-- WORK TO COMPLETE --
Go through the listing and pick out each line with the word "добавить" in it.

━━━━━━━━

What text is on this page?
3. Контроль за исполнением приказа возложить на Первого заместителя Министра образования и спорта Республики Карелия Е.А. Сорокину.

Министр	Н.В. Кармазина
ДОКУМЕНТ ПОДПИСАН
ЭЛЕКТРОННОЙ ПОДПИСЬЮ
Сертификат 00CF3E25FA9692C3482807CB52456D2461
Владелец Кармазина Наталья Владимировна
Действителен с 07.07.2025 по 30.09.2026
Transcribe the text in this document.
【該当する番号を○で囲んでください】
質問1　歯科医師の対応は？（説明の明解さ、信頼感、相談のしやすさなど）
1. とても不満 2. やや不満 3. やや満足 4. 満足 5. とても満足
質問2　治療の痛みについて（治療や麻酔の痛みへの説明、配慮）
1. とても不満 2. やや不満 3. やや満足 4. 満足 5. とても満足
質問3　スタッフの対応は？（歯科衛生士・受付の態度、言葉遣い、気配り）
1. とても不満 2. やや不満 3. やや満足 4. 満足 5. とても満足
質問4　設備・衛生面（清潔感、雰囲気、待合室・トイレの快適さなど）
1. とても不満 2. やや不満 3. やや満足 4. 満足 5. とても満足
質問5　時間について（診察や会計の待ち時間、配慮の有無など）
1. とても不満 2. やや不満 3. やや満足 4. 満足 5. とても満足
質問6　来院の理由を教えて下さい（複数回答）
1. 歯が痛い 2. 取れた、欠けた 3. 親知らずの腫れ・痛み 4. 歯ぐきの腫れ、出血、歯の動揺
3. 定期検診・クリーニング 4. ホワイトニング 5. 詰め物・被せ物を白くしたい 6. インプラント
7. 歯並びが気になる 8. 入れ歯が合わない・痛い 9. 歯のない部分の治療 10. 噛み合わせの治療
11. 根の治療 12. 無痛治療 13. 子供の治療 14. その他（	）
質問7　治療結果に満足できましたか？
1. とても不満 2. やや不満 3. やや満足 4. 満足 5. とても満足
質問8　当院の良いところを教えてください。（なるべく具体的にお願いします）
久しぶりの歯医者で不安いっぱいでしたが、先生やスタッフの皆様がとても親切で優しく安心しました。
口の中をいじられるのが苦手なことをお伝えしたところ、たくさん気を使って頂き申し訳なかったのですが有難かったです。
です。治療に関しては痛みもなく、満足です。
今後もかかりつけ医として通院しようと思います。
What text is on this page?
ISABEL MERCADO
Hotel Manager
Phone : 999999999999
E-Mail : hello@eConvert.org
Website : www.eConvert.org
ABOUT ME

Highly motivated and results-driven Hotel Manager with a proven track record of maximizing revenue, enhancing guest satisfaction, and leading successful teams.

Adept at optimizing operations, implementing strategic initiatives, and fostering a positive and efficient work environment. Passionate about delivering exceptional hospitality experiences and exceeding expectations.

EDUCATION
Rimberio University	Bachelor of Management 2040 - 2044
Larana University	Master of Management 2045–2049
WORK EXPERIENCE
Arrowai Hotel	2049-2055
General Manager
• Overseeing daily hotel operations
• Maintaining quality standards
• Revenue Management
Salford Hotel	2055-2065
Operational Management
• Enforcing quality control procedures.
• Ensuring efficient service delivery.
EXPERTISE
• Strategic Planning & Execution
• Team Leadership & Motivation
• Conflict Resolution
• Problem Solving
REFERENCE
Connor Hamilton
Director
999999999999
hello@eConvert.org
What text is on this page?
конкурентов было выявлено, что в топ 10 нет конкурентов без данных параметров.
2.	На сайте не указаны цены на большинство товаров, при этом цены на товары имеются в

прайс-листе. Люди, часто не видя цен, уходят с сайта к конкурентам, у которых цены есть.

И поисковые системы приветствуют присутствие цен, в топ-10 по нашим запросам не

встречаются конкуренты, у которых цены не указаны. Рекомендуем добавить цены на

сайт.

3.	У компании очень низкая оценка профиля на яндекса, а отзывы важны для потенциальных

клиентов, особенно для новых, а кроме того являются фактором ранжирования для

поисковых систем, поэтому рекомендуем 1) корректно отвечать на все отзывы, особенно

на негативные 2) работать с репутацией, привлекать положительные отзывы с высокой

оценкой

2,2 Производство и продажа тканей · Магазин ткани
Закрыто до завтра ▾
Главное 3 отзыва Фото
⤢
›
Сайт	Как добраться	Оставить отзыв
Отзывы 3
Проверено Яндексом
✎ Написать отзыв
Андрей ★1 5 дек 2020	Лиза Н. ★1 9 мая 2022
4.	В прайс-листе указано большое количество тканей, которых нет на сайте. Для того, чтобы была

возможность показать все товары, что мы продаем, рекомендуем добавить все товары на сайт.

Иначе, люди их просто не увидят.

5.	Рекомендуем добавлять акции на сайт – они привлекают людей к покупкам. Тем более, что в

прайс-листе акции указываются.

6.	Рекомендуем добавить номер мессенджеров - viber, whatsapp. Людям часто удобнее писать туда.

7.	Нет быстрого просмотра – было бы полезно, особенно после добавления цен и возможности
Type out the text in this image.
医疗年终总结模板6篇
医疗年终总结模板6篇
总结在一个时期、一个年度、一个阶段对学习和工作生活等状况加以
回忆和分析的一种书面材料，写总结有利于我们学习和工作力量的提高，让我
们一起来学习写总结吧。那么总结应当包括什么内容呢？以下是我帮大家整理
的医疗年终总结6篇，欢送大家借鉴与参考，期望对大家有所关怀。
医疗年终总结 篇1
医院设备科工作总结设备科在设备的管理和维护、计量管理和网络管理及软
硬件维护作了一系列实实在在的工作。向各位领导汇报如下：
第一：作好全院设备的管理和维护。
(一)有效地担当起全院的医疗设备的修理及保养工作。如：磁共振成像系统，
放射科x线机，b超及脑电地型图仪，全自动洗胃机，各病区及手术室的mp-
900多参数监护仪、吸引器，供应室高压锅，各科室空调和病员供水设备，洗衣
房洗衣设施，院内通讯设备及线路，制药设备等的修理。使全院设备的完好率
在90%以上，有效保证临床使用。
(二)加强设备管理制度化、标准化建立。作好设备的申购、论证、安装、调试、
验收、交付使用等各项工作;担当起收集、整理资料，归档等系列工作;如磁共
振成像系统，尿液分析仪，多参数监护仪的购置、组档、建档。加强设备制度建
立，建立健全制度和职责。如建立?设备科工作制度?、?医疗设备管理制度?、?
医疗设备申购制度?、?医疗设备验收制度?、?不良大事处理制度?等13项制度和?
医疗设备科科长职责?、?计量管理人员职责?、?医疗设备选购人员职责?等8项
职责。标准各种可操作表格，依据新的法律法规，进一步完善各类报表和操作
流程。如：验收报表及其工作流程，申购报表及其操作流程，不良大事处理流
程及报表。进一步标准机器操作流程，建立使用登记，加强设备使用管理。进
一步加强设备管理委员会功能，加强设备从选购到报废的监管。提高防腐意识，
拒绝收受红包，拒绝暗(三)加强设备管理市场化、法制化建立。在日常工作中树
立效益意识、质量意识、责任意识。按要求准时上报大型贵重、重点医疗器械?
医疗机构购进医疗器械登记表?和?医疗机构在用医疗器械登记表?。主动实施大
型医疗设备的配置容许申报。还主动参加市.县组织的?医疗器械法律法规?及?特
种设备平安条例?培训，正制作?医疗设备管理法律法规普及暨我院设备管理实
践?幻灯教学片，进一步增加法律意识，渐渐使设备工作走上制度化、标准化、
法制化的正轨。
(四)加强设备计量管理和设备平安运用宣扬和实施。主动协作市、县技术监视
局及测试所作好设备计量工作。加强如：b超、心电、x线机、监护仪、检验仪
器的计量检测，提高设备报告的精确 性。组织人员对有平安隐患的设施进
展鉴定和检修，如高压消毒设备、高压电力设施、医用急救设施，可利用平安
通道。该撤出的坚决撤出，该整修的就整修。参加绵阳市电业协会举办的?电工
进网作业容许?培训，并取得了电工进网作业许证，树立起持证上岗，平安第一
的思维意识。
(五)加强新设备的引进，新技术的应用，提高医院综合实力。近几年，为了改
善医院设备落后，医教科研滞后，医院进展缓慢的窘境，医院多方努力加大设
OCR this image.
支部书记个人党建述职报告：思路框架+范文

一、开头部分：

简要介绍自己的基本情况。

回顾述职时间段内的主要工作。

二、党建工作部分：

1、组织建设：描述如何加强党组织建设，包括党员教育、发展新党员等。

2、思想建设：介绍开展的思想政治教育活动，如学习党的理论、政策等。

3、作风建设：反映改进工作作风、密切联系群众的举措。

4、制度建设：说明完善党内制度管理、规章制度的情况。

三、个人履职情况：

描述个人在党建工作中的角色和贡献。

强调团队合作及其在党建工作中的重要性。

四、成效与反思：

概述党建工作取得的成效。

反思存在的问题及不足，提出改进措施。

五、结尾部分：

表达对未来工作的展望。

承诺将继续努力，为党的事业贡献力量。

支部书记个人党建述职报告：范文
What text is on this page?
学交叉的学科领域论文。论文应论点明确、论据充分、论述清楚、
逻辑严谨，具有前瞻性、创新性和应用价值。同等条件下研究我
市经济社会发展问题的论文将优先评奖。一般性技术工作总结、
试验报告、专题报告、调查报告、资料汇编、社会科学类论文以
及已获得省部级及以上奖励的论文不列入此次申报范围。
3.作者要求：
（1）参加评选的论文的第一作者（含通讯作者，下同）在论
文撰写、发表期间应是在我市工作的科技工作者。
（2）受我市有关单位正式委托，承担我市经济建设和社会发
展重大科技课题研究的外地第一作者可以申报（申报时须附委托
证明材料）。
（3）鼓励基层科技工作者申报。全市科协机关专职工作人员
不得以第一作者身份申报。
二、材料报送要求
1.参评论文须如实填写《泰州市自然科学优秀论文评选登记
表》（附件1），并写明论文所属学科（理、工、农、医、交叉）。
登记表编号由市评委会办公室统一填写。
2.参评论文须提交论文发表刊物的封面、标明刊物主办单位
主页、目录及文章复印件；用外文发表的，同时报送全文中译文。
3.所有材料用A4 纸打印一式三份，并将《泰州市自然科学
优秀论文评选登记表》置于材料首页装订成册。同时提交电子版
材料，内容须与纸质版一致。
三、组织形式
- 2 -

━━━━━━━━

-- THE REPLY --
встречаются конкуренты, у которых цены не указаны. Рекомендуем добавить цены на
возможность показать все товары, что мы продаем, рекомендуем добавить все товары на сайт.
6.	Рекомендуем добавить номер мессенджеров - viber, whatsapp. Людям часто удобнее писать туда.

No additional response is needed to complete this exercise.